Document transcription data
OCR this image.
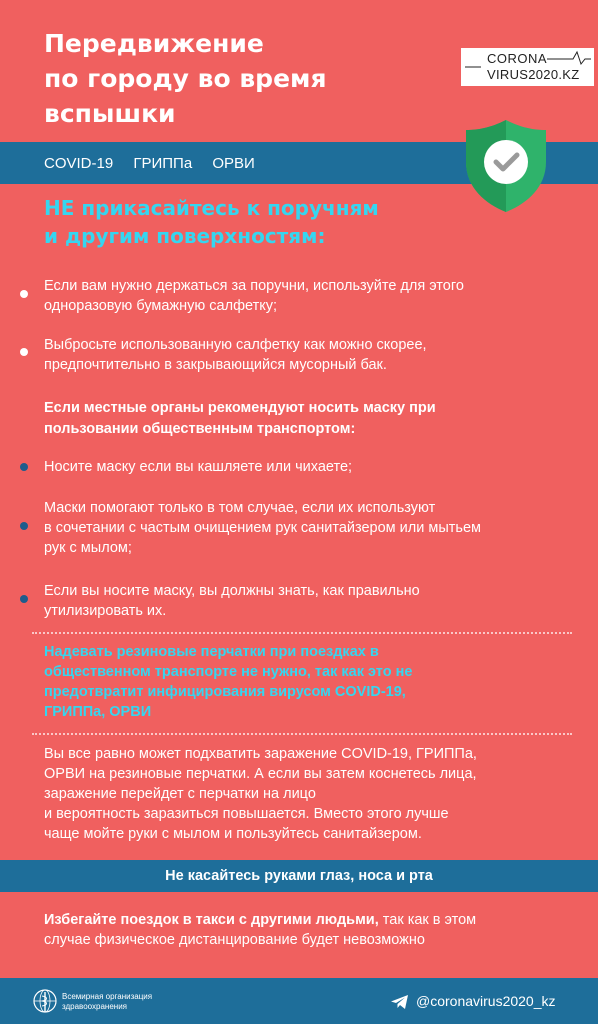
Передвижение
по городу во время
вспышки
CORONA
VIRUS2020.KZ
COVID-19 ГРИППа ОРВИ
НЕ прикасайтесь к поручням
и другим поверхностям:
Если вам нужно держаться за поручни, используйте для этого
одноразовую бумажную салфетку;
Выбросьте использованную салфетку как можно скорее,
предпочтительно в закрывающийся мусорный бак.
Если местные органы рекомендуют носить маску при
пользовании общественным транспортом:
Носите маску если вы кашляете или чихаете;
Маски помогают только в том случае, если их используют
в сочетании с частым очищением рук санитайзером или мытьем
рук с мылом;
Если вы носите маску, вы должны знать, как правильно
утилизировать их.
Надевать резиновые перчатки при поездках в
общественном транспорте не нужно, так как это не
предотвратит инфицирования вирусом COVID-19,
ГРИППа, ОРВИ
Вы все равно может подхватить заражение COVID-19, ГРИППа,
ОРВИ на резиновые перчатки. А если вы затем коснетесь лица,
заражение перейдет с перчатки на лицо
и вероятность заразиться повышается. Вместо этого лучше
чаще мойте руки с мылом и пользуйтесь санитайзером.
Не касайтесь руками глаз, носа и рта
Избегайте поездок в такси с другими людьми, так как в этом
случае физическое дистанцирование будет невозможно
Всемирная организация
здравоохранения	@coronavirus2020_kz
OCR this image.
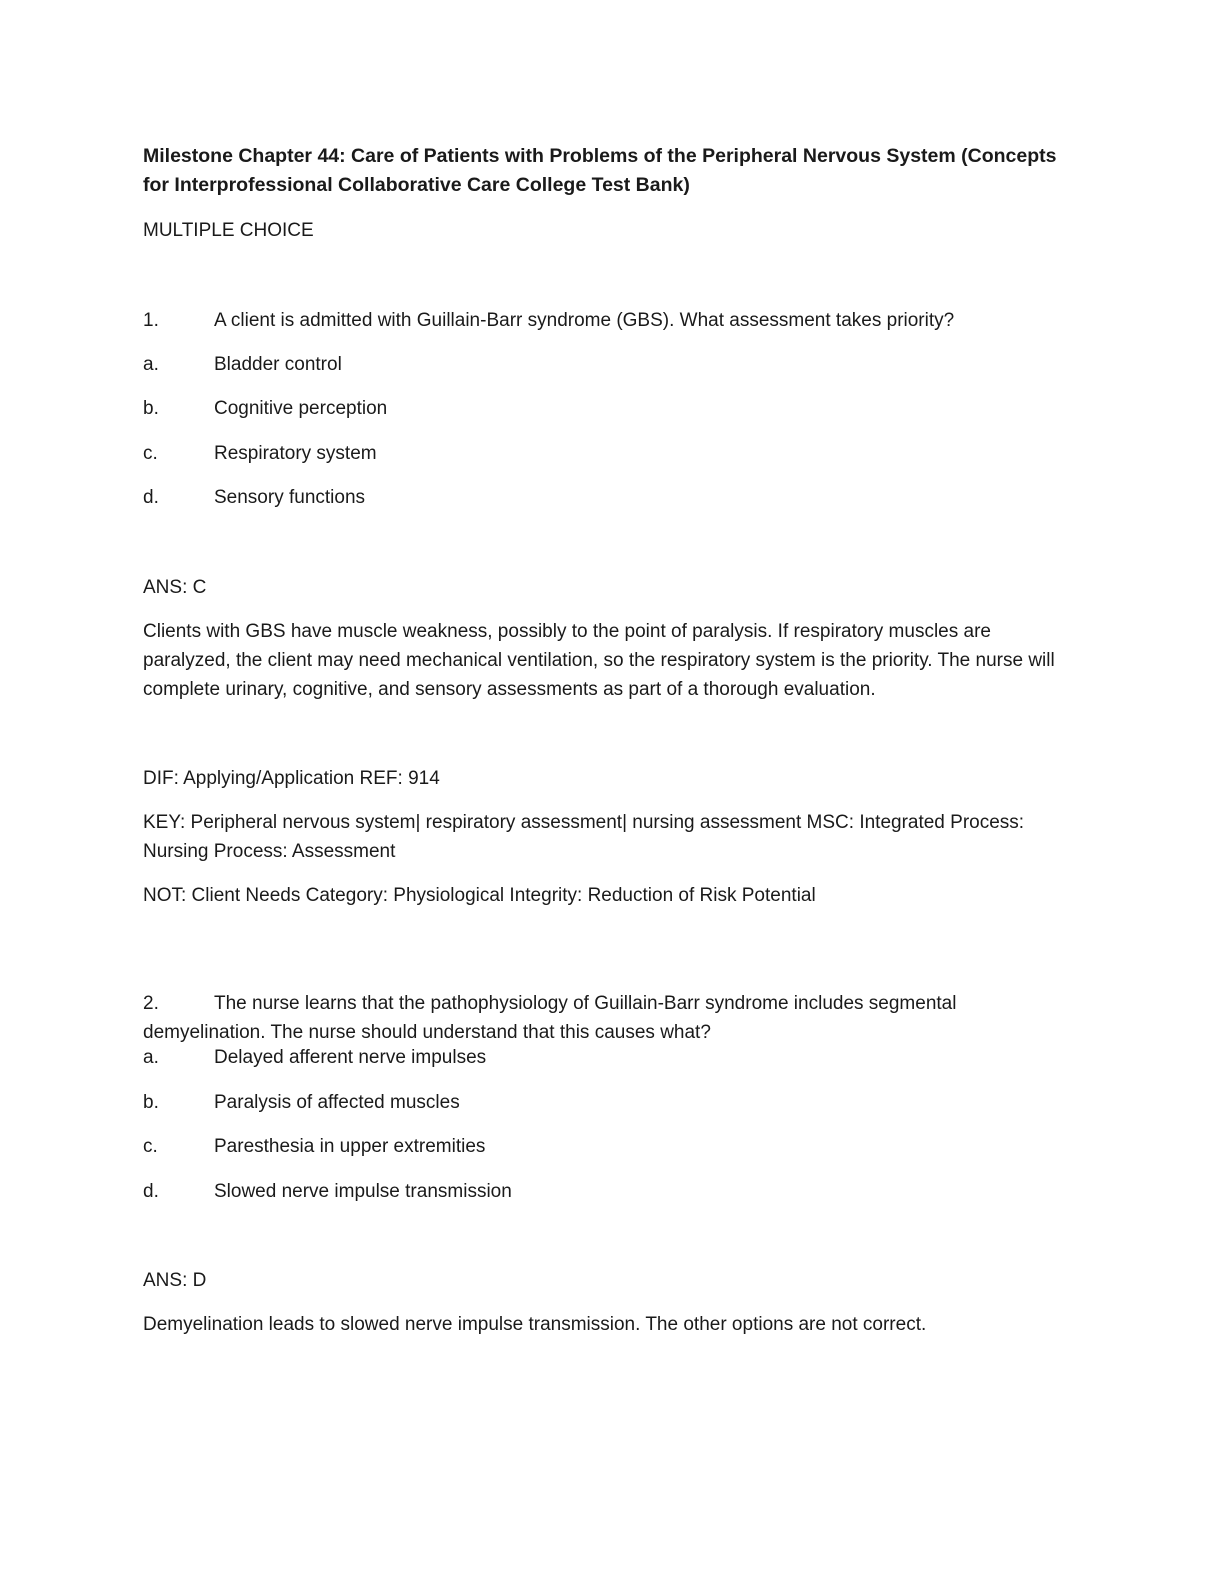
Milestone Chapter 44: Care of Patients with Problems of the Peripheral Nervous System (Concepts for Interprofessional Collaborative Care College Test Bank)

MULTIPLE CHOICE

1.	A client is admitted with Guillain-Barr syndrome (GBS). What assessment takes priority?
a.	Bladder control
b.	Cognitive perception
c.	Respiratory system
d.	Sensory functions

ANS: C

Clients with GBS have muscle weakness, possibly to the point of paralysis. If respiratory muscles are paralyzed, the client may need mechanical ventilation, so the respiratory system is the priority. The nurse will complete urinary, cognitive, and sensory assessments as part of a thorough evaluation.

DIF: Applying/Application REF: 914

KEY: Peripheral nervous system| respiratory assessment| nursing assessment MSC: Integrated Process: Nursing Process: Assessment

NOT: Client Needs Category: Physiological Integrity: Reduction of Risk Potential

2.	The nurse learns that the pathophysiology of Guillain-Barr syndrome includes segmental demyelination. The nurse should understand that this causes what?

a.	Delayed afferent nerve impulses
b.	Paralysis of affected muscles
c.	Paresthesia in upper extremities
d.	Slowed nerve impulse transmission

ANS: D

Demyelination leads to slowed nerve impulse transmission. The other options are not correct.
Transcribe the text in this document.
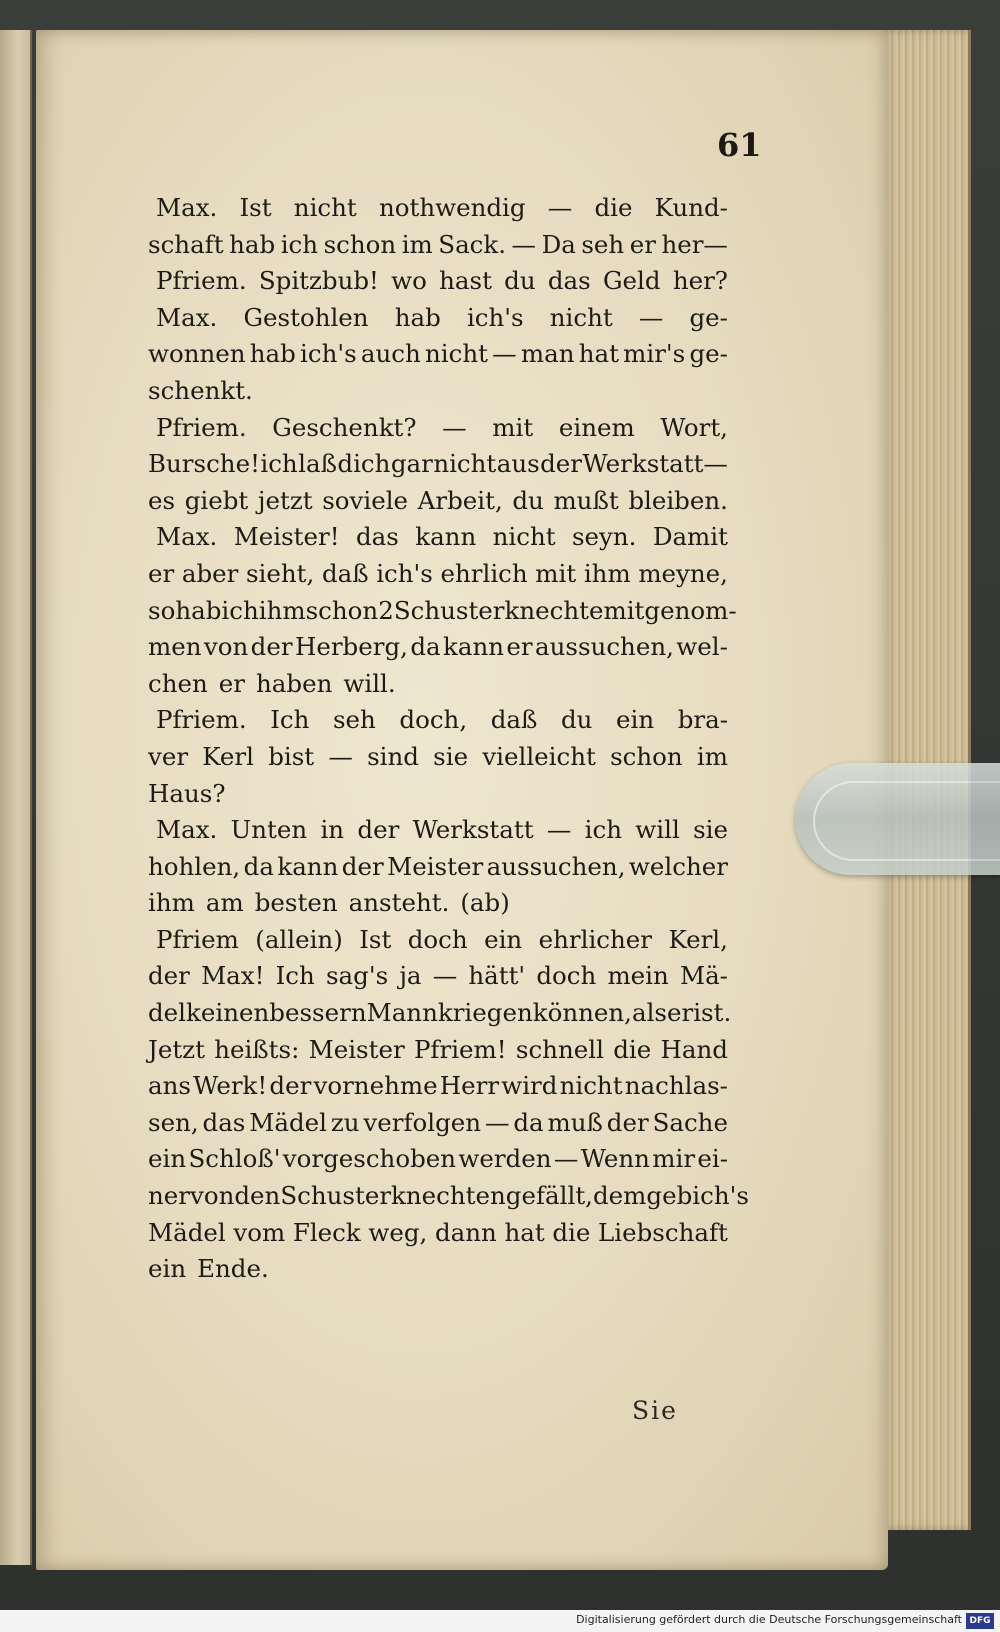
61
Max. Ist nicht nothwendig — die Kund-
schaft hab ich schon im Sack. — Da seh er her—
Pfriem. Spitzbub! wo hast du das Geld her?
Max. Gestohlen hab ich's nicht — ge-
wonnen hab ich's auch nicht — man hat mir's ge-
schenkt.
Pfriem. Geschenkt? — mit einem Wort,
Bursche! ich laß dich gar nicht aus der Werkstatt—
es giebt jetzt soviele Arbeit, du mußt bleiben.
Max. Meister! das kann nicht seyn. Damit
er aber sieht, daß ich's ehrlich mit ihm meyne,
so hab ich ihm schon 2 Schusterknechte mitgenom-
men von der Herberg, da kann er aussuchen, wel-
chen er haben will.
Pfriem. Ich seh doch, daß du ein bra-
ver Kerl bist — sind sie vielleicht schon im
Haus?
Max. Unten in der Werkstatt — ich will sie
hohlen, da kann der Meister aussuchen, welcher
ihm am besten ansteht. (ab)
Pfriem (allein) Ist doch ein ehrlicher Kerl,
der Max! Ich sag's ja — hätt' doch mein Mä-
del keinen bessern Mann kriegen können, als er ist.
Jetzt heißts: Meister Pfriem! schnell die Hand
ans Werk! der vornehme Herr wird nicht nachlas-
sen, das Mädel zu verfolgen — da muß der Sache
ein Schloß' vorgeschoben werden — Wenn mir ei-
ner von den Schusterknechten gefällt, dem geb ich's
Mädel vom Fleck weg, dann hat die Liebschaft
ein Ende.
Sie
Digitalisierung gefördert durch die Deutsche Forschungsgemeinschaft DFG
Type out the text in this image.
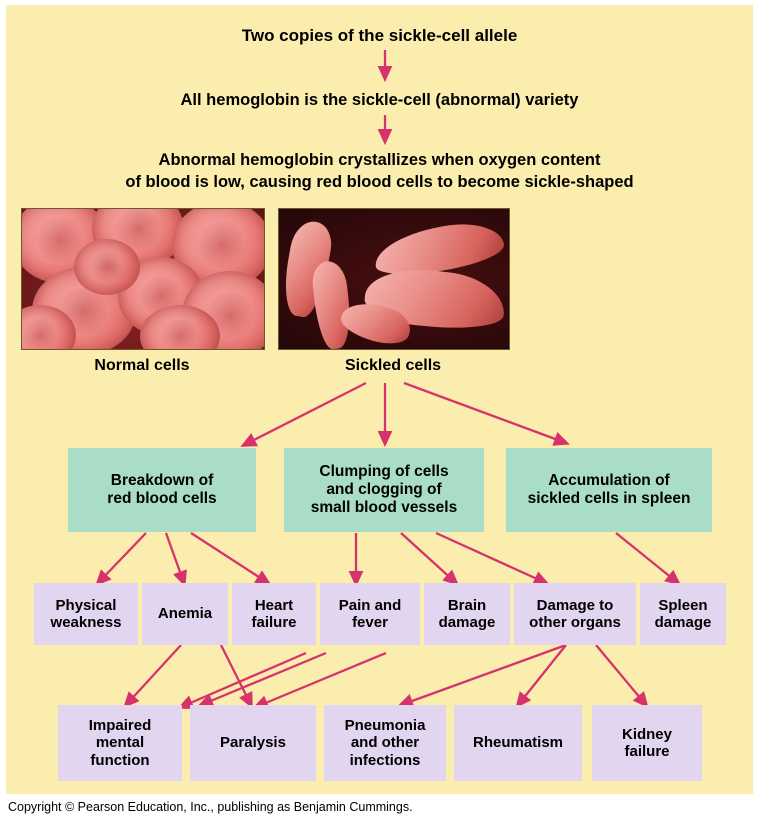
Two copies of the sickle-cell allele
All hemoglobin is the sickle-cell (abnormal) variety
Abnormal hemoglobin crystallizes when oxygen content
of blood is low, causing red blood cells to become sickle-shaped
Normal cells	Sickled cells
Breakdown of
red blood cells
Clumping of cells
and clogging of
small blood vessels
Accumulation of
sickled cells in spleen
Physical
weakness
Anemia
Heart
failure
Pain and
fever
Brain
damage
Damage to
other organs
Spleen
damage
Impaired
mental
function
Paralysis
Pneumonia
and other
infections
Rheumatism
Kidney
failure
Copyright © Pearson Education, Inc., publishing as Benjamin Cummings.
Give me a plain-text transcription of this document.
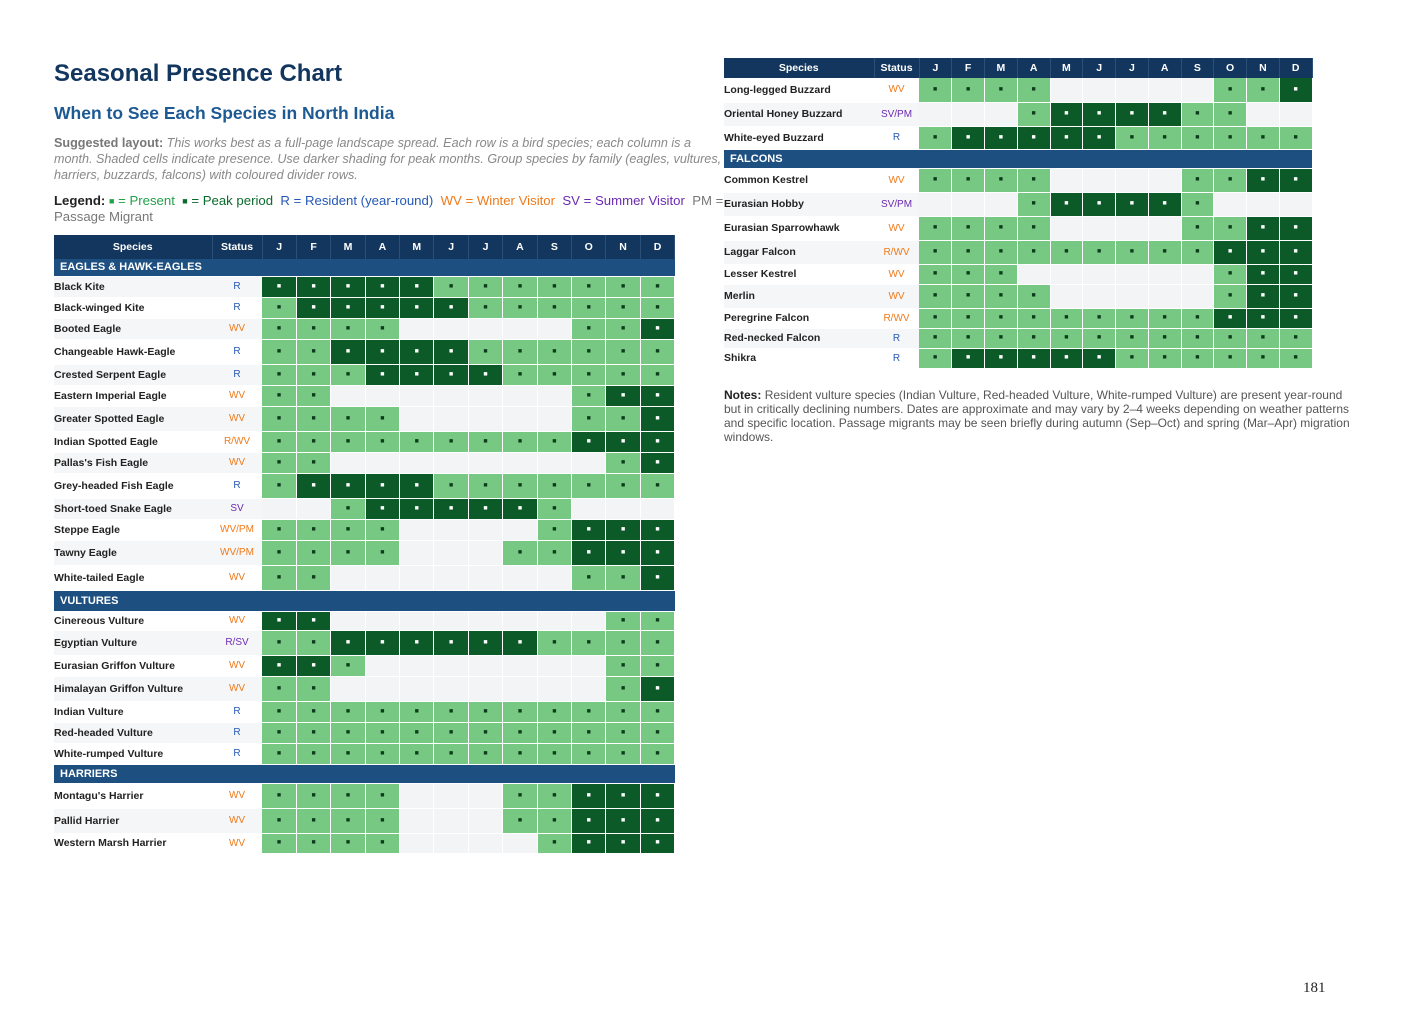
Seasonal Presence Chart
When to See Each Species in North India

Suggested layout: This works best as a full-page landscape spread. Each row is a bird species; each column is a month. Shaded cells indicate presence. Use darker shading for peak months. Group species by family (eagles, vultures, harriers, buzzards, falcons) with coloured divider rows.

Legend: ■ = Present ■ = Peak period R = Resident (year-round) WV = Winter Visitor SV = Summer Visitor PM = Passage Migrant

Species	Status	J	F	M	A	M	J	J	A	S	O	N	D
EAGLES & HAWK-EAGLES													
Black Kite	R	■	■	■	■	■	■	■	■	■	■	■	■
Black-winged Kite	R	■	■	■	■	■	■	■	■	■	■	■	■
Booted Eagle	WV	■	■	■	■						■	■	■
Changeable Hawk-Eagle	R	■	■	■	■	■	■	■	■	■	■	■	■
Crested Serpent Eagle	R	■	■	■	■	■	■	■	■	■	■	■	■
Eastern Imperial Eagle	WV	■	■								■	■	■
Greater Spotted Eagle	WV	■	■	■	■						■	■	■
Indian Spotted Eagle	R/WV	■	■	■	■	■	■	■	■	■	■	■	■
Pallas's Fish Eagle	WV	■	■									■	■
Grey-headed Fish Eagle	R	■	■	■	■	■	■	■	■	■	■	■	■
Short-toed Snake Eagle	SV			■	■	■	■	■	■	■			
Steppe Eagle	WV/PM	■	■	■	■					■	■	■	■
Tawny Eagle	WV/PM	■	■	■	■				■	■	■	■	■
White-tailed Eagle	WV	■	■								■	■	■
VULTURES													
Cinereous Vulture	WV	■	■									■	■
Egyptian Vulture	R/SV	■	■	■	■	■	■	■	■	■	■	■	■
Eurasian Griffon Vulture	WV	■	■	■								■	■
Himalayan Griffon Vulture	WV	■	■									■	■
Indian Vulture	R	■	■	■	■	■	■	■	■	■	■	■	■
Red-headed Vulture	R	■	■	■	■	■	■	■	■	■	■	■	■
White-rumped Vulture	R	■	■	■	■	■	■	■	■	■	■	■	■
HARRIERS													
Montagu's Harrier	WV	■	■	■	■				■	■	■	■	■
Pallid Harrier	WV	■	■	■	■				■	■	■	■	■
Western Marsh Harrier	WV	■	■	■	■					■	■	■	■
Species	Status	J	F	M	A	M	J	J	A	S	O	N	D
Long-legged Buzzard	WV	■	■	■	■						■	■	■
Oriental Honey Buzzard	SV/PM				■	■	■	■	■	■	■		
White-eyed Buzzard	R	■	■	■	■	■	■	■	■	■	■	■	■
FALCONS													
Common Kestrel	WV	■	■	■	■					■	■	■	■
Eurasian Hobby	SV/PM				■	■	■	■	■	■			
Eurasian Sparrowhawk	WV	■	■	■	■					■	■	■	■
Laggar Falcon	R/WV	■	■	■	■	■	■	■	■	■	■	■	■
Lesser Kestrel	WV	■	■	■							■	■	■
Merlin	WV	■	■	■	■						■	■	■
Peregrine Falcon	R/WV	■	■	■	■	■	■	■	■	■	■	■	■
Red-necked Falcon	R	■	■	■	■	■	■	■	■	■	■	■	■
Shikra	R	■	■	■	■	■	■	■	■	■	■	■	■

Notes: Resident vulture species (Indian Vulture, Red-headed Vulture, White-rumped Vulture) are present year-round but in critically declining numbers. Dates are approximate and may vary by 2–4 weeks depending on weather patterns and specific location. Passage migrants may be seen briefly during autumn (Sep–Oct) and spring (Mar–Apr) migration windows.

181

*Action item*
Count of lines with "nerve": please work it out for the entries above and give the number by itself.

*Output for this task*
3